REQUIRED TASK: What follows are records. Restate all of them word for word.

[Records from a data collection]
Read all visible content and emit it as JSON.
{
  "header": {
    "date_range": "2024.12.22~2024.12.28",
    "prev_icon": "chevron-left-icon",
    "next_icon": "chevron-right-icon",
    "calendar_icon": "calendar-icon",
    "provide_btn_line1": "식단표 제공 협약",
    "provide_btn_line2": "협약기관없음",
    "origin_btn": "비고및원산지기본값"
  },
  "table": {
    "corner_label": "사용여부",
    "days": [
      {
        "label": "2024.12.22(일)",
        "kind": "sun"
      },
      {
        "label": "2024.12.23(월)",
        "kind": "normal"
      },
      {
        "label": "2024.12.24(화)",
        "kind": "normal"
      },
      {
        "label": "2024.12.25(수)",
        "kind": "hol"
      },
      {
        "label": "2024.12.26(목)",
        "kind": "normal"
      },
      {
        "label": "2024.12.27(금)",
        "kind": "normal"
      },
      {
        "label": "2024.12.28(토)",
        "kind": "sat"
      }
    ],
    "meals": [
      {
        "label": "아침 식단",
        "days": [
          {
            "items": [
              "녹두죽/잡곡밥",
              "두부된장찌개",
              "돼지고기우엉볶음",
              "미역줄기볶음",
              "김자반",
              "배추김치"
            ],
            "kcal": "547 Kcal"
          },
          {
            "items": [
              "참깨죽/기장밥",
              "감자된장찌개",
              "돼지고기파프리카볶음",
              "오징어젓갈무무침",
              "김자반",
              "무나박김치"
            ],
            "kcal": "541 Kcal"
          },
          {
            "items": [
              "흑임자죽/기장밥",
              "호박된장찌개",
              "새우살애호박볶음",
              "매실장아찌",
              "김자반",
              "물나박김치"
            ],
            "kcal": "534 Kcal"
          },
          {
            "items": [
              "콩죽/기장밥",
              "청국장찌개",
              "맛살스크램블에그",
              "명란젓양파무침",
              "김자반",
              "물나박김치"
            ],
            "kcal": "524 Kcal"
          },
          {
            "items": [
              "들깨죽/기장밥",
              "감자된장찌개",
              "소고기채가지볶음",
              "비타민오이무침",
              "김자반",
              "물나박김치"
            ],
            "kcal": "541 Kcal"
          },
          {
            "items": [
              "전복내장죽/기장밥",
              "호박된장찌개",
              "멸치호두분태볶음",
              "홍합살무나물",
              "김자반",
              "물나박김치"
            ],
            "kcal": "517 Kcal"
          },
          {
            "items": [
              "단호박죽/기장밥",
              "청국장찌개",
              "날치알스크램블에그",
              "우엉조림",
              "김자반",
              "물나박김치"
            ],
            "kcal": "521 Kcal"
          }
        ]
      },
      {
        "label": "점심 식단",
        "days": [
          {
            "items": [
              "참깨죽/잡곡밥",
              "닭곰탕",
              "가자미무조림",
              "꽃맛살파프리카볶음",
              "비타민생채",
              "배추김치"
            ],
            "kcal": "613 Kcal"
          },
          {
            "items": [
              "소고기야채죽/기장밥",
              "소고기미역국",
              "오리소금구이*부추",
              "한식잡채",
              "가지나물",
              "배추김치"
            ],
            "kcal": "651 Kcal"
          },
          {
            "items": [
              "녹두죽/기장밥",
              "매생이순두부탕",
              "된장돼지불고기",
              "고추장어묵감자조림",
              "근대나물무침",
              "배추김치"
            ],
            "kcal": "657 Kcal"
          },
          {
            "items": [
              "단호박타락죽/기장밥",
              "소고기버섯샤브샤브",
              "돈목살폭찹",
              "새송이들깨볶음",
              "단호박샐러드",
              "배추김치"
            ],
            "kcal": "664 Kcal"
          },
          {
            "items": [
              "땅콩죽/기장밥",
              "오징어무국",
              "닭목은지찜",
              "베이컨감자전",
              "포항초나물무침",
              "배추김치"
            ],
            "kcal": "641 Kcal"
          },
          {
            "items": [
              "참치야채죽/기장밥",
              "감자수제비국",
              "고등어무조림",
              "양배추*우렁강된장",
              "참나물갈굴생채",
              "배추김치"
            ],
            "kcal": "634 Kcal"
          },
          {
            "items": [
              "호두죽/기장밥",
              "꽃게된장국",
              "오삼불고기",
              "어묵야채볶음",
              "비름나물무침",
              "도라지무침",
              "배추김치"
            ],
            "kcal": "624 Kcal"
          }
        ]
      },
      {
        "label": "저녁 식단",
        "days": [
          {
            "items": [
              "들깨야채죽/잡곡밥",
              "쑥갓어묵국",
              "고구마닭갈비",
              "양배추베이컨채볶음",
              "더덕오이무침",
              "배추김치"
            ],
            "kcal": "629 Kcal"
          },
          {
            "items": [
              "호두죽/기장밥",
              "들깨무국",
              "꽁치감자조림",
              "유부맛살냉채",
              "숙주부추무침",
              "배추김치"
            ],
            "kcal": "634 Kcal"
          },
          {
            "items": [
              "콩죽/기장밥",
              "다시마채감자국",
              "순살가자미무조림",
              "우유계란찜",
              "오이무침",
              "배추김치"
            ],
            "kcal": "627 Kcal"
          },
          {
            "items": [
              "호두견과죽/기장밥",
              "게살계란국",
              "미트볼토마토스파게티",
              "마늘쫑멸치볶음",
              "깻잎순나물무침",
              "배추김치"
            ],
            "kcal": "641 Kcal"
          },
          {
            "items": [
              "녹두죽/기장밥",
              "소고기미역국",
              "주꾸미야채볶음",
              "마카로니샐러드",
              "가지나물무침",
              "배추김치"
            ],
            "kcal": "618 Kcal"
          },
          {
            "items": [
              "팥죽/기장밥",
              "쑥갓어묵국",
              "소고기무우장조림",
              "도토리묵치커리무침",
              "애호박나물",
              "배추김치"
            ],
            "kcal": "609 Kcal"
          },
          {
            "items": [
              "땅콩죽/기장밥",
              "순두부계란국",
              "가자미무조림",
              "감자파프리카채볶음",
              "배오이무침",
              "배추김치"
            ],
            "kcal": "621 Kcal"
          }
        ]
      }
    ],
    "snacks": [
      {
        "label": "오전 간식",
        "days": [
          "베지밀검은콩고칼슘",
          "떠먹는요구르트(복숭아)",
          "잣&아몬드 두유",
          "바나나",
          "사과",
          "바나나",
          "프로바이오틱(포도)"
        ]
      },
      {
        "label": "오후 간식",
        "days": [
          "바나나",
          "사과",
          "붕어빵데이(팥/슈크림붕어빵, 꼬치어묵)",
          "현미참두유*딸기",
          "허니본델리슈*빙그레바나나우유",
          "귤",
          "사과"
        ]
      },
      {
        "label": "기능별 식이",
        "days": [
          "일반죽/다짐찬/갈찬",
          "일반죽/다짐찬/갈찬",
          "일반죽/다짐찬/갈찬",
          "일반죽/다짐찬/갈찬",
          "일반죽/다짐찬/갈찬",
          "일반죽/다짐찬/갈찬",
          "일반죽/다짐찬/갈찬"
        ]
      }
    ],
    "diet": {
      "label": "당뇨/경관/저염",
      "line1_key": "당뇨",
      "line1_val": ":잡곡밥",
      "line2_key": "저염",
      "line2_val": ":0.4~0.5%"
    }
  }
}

WRITTEN RESPONSE:
Read all visible content and emit it as JSON.
{
  "header": {
    "date_range": "2024.12.22~2024.12.28",
    "prev_icon": "chevron-left-icon",
    "next_icon": "chevron-right-icon",
    "calendar_icon": "calendar-icon",
    "provide_btn_line1": "식단표 제공 협약",
    "provide_btn_line2": "협약기관없음",
    "origin_btn": "비고및원산지기본값"
  },
  "table": {
    "corner_label": "사용여부",
    "days": [
      {
        "label": "2024.12.22(일)",
        "kind": "sun"
      },
      {
        "label": "2024.12.23(월)",
        "kind": "normal"
      },
      {
        "label": "2024.12.24(화)",
        "kind": "normal"
      },
      {
        "label": "2024.12.25(수)",
        "kind": "hol"
      },
      {
        "label": "2024.12.26(목)",
        "kind": "normal"
      },
      {
        "label": "2024.12.27(금)",
        "kind": "normal"
      },
      {
        "label": "2024.12.28(토)",
        "kind": "sat"
      }
    ],
    "meals": [
      {
        "label": "아침 식단",
        "days": [
          {
            "items": [
              "녹두죽/잡곡밥",
              "두부된장찌개",
              "돼지고기우엉볶음",
              "미역줄기볶음",
              "김자반",
              "배추김치"
            ],
            "kcal": "547 Kcal"
          },
          {
            "items": [
              "참깨죽/기장밥",
              "감자된장찌개",
              "돼지고기파프리카볶음",
              "오징어젓갈무무침",
              "김자반",
              "무나박김치"
            ],
            "kcal": "541 Kcal"
          },
          {
            "items": [
              "흑임자죽/기장밥",
              "호박된장찌개",
              "새우살애호박볶음",
              "매실장아찌",
              "김자반",
              "물나박김치"
            ],
            "kcal": "534 Kcal"
          },
          {
            "items": [
              "콩죽/기장밥",
              "청국장찌개",
              "맛살스크램블에그",
              "명란젓양파무침",
              "김자반",
              "물나박김치"
            ],
            "kcal": "524 Kcal"
          },
          {
            "items": [
              "들깨죽/기장밥",
              "감자된장찌개",
              "소고기채가지볶음",
              "비타민오이무침",
              "김자반",
              "물나박김치"
            ],
            "kcal": "541 Kcal"
          },
          {
            "items": [
              "전복내장죽/기장밥",
              "호박된장찌개",
              "멸치호두분태볶음",
              "홍합살무나물",
              "김자반",
              "물나박김치"
            ],
            "kcal": "517 Kcal"
          },
          {
            "items": [
              "단호박죽/기장밥",
              "청국장찌개",
              "날치알스크램블에그",
              "우엉조림",
              "김자반",
              "물나박김치"
            ],
            "kcal": "521 Kcal"
          }
        ]
      },
      {
        "label": "점심 식단",
        "days": [
          {
            "items": [
              "참깨죽/잡곡밥",
              "닭곰탕",
              "가자미무조림",
              "꽃맛살파프리카볶음",
              "비타민생채",
              "배추김치"
            ],
            "kcal": "613 Kcal"
          },
          {
            "items": [
              "소고기야채죽/기장밥",
              "소고기미역국",
              "오리소금구이*부추",
              "한식잡채",
              "가지나물",
              "배추김치"
            ],
            "kcal": "651 Kcal"
          },
          {
            "items": [
              "녹두죽/기장밥",
              "매생이순두부탕",
              "된장돼지불고기",
              "고추장어묵감자조림",
              "근대나물무침",
              "배추김치"
            ],
            "kcal": "657 Kcal"
          },
          {
            "items": [
              "단호박타락죽/기장밥",
              "소고기버섯샤브샤브",
              "돈목살폭찹",
              "새송이들깨볶음",
              "단호박샐러드",
              "배추김치"
            ],
            "kcal": "664 Kcal"
          },
          {
            "items": [
              "땅콩죽/기장밥",
              "오징어무국",
              "닭목은지찜",
              "베이컨감자전",
              "포항초나물무침",
              "배추김치"
            ],
            "kcal": "641 Kcal"
          },
          {
            "items": [
              "참치야채죽/기장밥",
              "감자수제비국",
              "고등어무조림",
              "양배추*우렁강된장",
              "참나물갈굴생채",
              "배추김치"
            ],
            "kcal": "634 Kcal"
          },
          {
            "items": [
              "호두죽/기장밥",
              "꽃게된장국",
              "오삼불고기",
              "어묵야채볶음",
              "비름나물무침",
              "도라지무침",
              "배추김치"
            ],
            "kcal": "624 Kcal"
          }
        ]
      },
      {
        "label": "저녁 식단",
        "days": [
          {
            "items": [
              "들깨야채죽/잡곡밥",
              "쑥갓어묵국",
              "고구마닭갈비",
              "양배추베이컨채볶음",
              "더덕오이무침",
              "배추김치"
            ],
            "kcal": "629 Kcal"
          },
          {
            "items": [
              "호두죽/기장밥",
              "들깨무국",
              "꽁치감자조림",
              "유부맛살냉채",
              "숙주부추무침",
              "배추김치"
            ],
            "kcal": "634 Kcal"
          },
          {
            "items": [
              "콩죽/기장밥",
              "다시마채감자국",
              "순살가자미무조림",
              "우유계란찜",
              "오이무침",
              "배추김치"
            ],
            "kcal": "627 Kcal"
          },
          {
            "items": [
              "호두견과죽/기장밥",
              "게살계란국",
              "미트볼토마토스파게티",
              "마늘쫑멸치볶음",
              "깻잎순나물무침",
              "배추김치"
            ],
            "kcal": "641 Kcal"
          },
          {
            "items": [
              "녹두죽/기장밥",
              "소고기미역국",
              "주꾸미야채볶음",
              "마카로니샐러드",
              "가지나물무침",
              "배추김치"
            ],
            "kcal": "618 Kcal"
          },
          {
            "items": [
              "팥죽/기장밥",
              "쑥갓어묵국",
              "소고기무우장조림",
              "도토리묵치커리무침",
              "애호박나물",
              "배추김치"
            ],
            "kcal": "609 Kcal"
          },
          {
            "items": [
              "땅콩죽/기장밥",
              "순두부계란국",
              "가자미무조림",
              "감자파프리카채볶음",
              "배오이무침",
              "배추김치"
            ],
            "kcal": "621 Kcal"
          }
        ]
      }
    ],
    "snacks": [
      {
        "label": "오전 간식",
        "days": [
          "베지밀검은콩고칼슘",
          "떠먹는요구르트(복숭아)",
          "잣&아몬드 두유",
          "바나나",
          "사과",
          "바나나",
          "프로바이오틱(포도)"
        ]
      },
      {
        "label": "오후 간식",
        "days": [
          "바나나",
          "사과",
          "붕어빵데이(팥/슈크림붕어빵, 꼬치어묵)",
          "현미참두유*딸기",
          "허니본델리슈*빙그레바나나우유",
          "귤",
          "사과"
        ]
      },
      {
        "label": "기능별 식이",
        "days": [
          "일반죽/다짐찬/갈찬",
          "일반죽/다짐찬/갈찬",
          "일반죽/다짐찬/갈찬",
          "일반죽/다짐찬/갈찬",
          "일반죽/다짐찬/갈찬",
          "일반죽/다짐찬/갈찬",
          "일반죽/다짐찬/갈찬"
        ]
      }
    ],
    "diet": {
      "label": "당뇨/경관/저염",
      "line1_key": "당뇨",
      "line1_val": ":잡곡밥",
      "line2_key": "저염",
      "line2_val": ":0.4~0.5%"
    }
  }
}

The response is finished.